(DATASET ROWS):
>> START

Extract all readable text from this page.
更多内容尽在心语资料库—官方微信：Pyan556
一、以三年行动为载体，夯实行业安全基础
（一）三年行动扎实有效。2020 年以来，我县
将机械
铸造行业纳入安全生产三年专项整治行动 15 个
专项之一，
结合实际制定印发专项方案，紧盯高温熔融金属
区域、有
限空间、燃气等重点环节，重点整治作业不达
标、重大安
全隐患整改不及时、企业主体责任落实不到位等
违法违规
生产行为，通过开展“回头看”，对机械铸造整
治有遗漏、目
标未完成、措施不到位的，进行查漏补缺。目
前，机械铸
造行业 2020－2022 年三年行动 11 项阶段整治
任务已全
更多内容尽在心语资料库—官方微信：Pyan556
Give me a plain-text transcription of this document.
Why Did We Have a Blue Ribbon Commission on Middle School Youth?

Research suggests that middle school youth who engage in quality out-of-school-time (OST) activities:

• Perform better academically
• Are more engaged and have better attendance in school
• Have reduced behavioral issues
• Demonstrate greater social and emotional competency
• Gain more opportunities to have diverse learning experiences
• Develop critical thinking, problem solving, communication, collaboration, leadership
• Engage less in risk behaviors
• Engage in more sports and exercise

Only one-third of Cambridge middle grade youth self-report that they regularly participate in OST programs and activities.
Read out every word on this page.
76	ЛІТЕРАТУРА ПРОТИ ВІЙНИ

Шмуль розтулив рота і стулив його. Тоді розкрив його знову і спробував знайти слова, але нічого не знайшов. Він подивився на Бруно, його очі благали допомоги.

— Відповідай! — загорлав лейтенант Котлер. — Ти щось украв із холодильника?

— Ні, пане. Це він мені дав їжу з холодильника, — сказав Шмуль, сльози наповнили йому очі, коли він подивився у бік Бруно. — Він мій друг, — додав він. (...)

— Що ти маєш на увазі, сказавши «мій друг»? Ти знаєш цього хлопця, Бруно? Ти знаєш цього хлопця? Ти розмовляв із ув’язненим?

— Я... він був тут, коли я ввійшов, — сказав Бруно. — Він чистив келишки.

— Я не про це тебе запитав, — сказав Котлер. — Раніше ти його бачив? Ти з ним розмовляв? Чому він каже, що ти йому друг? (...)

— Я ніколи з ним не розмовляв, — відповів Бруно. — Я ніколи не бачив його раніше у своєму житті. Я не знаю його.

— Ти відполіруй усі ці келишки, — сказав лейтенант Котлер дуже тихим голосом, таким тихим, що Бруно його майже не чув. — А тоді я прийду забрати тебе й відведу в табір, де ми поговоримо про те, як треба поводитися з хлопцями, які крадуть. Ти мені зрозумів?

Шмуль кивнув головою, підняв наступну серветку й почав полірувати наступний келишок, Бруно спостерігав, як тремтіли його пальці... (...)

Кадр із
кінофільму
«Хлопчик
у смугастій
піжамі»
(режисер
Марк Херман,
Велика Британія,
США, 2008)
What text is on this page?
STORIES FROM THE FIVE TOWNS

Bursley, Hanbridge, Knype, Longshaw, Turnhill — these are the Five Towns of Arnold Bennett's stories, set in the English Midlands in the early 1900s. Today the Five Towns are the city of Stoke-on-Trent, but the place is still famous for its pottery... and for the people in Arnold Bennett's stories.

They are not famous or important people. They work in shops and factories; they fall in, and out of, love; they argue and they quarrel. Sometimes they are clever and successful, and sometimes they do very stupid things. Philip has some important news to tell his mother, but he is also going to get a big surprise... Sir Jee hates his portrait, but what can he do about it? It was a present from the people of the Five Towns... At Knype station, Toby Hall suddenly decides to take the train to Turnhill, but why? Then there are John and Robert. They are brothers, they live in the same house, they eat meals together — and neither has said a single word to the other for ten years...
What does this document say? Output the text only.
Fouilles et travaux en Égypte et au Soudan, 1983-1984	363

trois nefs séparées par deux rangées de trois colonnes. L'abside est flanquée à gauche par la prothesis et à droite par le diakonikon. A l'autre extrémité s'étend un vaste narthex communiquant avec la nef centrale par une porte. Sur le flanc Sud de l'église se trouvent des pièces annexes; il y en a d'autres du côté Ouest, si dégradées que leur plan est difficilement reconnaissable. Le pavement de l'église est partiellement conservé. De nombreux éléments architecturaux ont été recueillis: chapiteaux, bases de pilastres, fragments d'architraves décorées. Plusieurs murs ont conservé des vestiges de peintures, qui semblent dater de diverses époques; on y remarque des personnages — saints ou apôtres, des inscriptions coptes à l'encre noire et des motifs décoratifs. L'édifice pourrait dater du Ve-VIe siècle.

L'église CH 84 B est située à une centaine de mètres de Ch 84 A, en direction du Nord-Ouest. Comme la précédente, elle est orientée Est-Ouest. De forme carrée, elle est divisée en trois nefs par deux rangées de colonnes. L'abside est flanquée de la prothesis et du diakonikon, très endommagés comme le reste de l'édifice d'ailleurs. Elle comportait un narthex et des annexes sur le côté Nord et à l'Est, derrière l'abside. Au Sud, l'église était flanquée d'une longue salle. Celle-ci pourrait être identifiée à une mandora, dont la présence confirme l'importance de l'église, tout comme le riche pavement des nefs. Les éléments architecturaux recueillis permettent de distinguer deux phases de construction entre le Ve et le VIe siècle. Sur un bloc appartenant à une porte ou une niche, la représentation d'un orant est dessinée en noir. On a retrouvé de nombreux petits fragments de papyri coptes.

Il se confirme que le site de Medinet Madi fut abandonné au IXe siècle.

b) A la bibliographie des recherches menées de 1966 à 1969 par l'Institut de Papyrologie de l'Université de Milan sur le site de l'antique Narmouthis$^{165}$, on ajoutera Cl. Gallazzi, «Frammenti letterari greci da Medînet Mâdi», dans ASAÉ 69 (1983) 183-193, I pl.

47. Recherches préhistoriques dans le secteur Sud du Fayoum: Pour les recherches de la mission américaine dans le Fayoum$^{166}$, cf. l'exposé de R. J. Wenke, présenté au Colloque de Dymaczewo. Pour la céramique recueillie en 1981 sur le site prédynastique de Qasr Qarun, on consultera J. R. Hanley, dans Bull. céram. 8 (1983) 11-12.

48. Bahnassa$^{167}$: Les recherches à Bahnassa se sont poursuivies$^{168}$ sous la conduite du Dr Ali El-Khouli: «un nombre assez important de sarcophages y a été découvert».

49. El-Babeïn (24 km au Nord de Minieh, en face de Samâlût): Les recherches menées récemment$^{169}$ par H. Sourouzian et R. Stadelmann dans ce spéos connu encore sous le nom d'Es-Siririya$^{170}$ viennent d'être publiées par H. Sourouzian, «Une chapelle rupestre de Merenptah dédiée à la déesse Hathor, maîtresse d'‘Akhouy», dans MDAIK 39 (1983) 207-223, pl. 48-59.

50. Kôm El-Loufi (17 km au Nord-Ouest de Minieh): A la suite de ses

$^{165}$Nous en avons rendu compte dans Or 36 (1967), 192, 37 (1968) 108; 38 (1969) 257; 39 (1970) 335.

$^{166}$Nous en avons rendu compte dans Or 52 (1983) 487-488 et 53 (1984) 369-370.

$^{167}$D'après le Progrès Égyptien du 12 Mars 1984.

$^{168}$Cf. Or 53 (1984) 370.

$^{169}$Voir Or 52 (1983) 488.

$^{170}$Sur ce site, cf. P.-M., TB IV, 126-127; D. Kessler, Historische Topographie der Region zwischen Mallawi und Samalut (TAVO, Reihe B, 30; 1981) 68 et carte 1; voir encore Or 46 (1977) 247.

>> END

(WHAT TO DO):
Look through the data above. Copy every line with the string "activities" in it.

(CORRECT OUTPUT):
Research suggests that middle school youth who engage in quality out-of-school-time (OST) activities:
Only one-third of Cambridge middle grade youth self-report that they regularly participate in OST programs and activities.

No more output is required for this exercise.